Given task: Please write out the material that follows, exactly as it stands.

Saved entries:
-- Begin --
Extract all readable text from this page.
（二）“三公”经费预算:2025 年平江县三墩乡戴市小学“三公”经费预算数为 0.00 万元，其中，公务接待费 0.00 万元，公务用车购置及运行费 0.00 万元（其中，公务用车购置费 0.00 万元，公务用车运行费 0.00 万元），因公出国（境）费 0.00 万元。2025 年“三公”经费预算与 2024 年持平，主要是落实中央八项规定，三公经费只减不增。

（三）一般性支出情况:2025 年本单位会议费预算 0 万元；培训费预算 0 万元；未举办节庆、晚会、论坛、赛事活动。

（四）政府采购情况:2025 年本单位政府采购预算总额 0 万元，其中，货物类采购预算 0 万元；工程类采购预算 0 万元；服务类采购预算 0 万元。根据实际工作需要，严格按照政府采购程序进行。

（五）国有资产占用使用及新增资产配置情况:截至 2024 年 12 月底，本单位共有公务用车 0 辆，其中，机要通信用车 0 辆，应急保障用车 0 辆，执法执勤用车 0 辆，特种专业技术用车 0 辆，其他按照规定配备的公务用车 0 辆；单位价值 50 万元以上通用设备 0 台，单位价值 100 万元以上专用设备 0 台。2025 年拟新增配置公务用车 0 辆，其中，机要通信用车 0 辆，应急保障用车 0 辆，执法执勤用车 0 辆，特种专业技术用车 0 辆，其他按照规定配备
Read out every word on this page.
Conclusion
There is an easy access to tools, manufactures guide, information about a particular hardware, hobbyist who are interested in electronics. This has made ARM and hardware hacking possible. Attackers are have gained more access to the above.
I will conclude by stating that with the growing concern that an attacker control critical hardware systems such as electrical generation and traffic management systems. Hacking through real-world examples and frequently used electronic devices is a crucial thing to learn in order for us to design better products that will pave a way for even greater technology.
-- End --
Written response:
Extract all readable text from this page.
（二）“三公”经费预算:2025 年平江县三墩乡戴市小学“三公”经费预算数为 0.00 万元，其中，公务接待费 0.00 万元，公务用车购置及运行费 0.00 万元（其中，公务用车购置费 0.00 万元，公务用车运行费 0.00 万元），因公出国（境）费 0.00 万元。2025 年“三公”经费预算与 2024 年持平，主要是落实中央八项规定，三公经费只减不增。

（三）一般性支出情况:2025 年本单位会议费预算 0 万元；培训费预算 0 万元；未举办节庆、晚会、论坛、赛事活动。

（四）政府采购情况:2025 年本单位政府采购预算总额 0 万元，其中，货物类采购预算 0 万元；工程类采购预算 0 万元；服务类采购预算 0 万元。根据实际工作需要，严格按照政府采购程序进行。

（五）国有资产占用使用及新增资产配置情况:截至 2024 年 12 月底，本单位共有公务用车 0 辆，其中，机要通信用车 0 辆，应急保障用车 0 辆，执法执勤用车 0 辆，特种专业技术用车 0 辆，其他按照规定配备的公务用车 0 辆；单位价值 50 万元以上通用设备 0 台，单位价值 100 万元以上专用设备 0 台。2025 年拟新增配置公务用车 0 辆，其中，机要通信用车 0 辆，应急保障用车 0 辆，执法执勤用车 0 辆，特种专业技术用车 0 辆，其他按照规定配备
Read out every word on this page.
Conclusion
There is an easy access to tools, manufactures guide, information about a particular hardware, hobbyist who are interested in electronics. This has made ARM and hardware hacking possible. Attackers are have gained more access to the above.
I will conclude by stating that with the growing concern that an attacker control critical hardware systems such as electrical generation and traffic management systems. Hacking through real-world examples and frequently used electronic devices is a crucial thing to learn in order for us to design better products that will pave a way for even greater technology.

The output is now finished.